EXERCISE DETAILS: Send back the records in full, character for character.

DATA FOR THIS TASK:
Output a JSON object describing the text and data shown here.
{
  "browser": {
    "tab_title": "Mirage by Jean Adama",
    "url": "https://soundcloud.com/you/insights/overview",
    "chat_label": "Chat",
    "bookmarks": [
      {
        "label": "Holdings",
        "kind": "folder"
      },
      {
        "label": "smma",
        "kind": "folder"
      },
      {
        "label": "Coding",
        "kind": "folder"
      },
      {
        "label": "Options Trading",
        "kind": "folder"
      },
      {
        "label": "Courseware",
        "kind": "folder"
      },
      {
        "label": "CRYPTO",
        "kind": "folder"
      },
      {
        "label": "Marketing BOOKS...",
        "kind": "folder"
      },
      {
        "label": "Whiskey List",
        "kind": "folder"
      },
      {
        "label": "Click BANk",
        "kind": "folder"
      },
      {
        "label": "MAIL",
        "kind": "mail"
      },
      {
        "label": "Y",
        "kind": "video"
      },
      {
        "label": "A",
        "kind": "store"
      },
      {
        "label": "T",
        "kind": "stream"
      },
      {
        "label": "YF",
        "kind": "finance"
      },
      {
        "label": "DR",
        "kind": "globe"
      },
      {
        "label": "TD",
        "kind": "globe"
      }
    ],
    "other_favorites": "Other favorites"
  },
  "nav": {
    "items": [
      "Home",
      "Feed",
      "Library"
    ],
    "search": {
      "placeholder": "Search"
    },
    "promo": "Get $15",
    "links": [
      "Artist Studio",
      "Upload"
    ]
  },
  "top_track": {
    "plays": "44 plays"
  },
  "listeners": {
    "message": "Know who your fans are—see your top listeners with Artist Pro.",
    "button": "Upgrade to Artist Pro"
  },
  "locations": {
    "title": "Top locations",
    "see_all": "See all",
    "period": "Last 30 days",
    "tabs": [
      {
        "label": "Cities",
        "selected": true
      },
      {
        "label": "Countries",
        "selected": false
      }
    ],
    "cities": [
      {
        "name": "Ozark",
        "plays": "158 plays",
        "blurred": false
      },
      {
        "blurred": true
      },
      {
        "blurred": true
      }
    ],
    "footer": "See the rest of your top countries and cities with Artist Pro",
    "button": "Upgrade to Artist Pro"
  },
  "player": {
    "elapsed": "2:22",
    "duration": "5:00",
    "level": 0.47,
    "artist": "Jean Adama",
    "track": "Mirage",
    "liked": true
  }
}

THE RESPONSE:
Output a JSON object describing the text and data shown here.
{
  "browser": {
    "tab_title": "Mirage by Jean Adama",
    "url": "https://soundcloud.com/you/insights/overview",
    "chat_label": "Chat",
    "bookmarks": [
      {
        "label": "Holdings",
        "kind": "folder"
      },
      {
        "label": "smma",
        "kind": "folder"
      },
      {
        "label": "Coding",
        "kind": "folder"
      },
      {
        "label": "Options Trading",
        "kind": "folder"
      },
      {
        "label": "Courseware",
        "kind": "folder"
      },
      {
        "label": "CRYPTO",
        "kind": "folder"
      },
      {
        "label": "Marketing BOOKS...",
        "kind": "folder"
      },
      {
        "label": "Whiskey List",
        "kind": "folder"
      },
      {
        "label": "Click BANk",
        "kind": "folder"
      },
      {
        "label": "MAIL",
        "kind": "mail"
      },
      {
        "label": "Y",
        "kind": "video"
      },
      {
        "label": "A",
        "kind": "store"
      },
      {
        "label": "T",
        "kind": "stream"
      },
      {
        "label": "YF",
        "kind": "finance"
      },
      {
        "label": "DR",
        "kind": "globe"
      },
      {
        "label": "TD",
        "kind": "globe"
      }
    ],
    "other_favorites": "Other favorites"
  },
  "nav": {
    "items": [
      "Home",
      "Feed",
      "Library"
    ],
    "search": {
      "placeholder": "Search"
    },
    "promo": "Get $15",
    "links": [
      "Artist Studio",
      "Upload"
    ]
  },
  "top_track": {
    "plays": "44 plays"
  },
  "listeners": {
    "message": "Know who your fans are—see your top listeners with Artist Pro.",
    "button": "Upgrade to Artist Pro"
  },
  "locations": {
    "title": "Top locations",
    "see_all": "See all",
    "period": "Last 30 days",
    "tabs": [
      {
        "label": "Cities",
        "selected": true
      },
      {
        "label": "Countries",
        "selected": false
      }
    ],
    "cities": [
      {
        "name": "Ozark",
        "plays": "158 plays",
        "blurred": false
      },
      {
        "blurred": true
      },
      {
        "blurred": true
      }
    ],
    "footer": "See the rest of your top countries and cities with Artist Pro",
    "button": "Upgrade to Artist Pro"
  },
  "player": {
    "elapsed": "2:22",
    "duration": "5:00",
    "level": 0.47,
    "artist": "Jean Adama",
    "track": "Mirage",
    "liked": true
  }
}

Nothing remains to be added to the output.